→ Request
Report, as a bare number, how many lines hold "label".

BEGIN Provided data

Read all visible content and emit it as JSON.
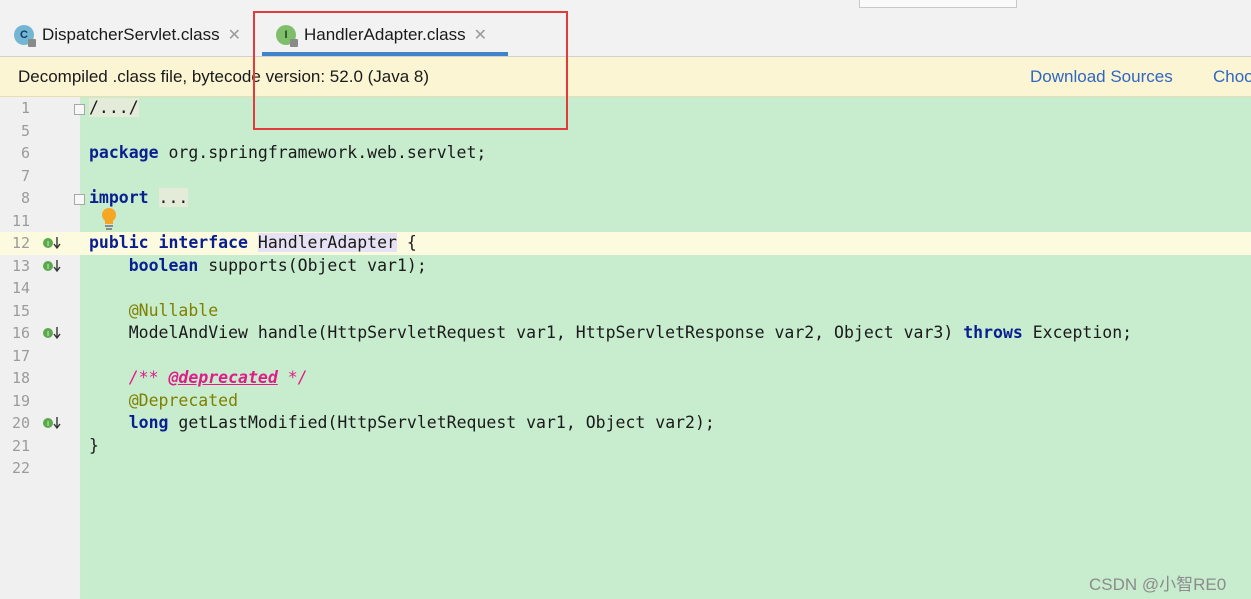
{
  "tabs": [
    {
      "label": "DispatcherServlet.class",
      "icon": "C",
      "active": false
    },
    {
      "label": "HandlerAdapter.class",
      "icon": "I",
      "active": true
    }
  ],
  "banner": {
    "message": "Decompiled .class file, bytecode version: 52.0 (Java 8)",
    "download_sources": "Download Sources",
    "choose_sources": "Choo"
  },
  "lines": {
    "l1": "1",
    "l5": "5",
    "l6": "6",
    "l7": "7",
    "l8": "8",
    "l11": "11",
    "l12": "12",
    "l13": "13",
    "l14": "14",
    "l15": "15",
    "l16": "16",
    "l17": "17",
    "l18": "18",
    "l19": "19",
    "l20": "20",
    "l21": "21",
    "l22": "22"
  },
  "code": {
    "fold_header": "/.../",
    "package_kw": "package",
    "package_name": " org.springframework.web.servlet;",
    "import_kw": "import",
    "import_fold": "...",
    "public_kw": "public",
    "interface_kw": "interface",
    "class_name": "HandlerAdapter",
    "open_brace": " {",
    "boolean_kw": "boolean",
    "supports_sig": " supports(Object var1);",
    "nullable_ann": "@Nullable",
    "handle_sig": "ModelAndView handle(HttpServletRequest var1, HttpServletResponse var2, Object var3) ",
    "throws_kw": "throws",
    "exception": " Exception;",
    "doc_open": "/** ",
    "doc_tag": "@deprecated",
    "doc_close": " */",
    "deprecated_ann": "@Deprecated",
    "long_kw": "long",
    "last_modified_sig": " getLastModified(HttpServletRequest var1, Object var2);",
    "close_brace": "}"
  },
  "watermark": "CSDN @小智RE0",
  "colors": {
    "editor_bg": "#c7ecce",
    "keyword": "#0a1f8f",
    "annotation": "#808000",
    "doc_comment": "#df1c88",
    "link": "#2f66c2",
    "highlight_box": "#e33b3b"
  }
}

END Provided data

→ Result for this task
2